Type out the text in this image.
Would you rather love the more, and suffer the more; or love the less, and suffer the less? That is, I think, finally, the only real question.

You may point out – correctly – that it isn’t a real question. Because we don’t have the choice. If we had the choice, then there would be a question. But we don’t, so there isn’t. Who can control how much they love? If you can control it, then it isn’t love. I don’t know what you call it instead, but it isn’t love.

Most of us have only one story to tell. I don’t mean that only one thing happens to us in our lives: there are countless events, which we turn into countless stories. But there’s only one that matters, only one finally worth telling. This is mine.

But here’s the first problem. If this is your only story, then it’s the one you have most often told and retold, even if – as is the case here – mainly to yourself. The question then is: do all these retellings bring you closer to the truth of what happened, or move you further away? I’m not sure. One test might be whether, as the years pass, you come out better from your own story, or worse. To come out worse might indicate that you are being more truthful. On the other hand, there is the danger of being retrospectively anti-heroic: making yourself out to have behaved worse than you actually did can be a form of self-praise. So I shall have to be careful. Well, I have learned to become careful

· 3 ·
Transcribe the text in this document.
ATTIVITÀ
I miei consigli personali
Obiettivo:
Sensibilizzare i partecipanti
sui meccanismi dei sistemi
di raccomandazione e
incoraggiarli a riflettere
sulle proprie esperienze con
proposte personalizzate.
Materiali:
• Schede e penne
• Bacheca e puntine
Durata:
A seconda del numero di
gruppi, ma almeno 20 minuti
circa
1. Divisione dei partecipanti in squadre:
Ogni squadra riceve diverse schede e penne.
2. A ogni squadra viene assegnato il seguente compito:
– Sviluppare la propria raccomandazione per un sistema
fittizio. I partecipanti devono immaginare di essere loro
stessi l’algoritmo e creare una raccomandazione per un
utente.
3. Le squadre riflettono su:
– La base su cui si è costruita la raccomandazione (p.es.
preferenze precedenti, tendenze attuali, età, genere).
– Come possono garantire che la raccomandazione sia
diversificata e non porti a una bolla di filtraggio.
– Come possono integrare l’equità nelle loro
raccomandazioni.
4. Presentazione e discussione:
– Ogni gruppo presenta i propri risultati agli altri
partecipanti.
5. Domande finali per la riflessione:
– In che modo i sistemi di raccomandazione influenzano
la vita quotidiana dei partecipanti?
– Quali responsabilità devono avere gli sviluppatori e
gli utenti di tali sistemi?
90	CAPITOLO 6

▸ INSTRUCTIONS FOR THE TASK:
Using the records above, copy each line that contains "penne".

▸ OUTPUT:
• Schede e penne
Ogni squadra riceve diverse schede e penne.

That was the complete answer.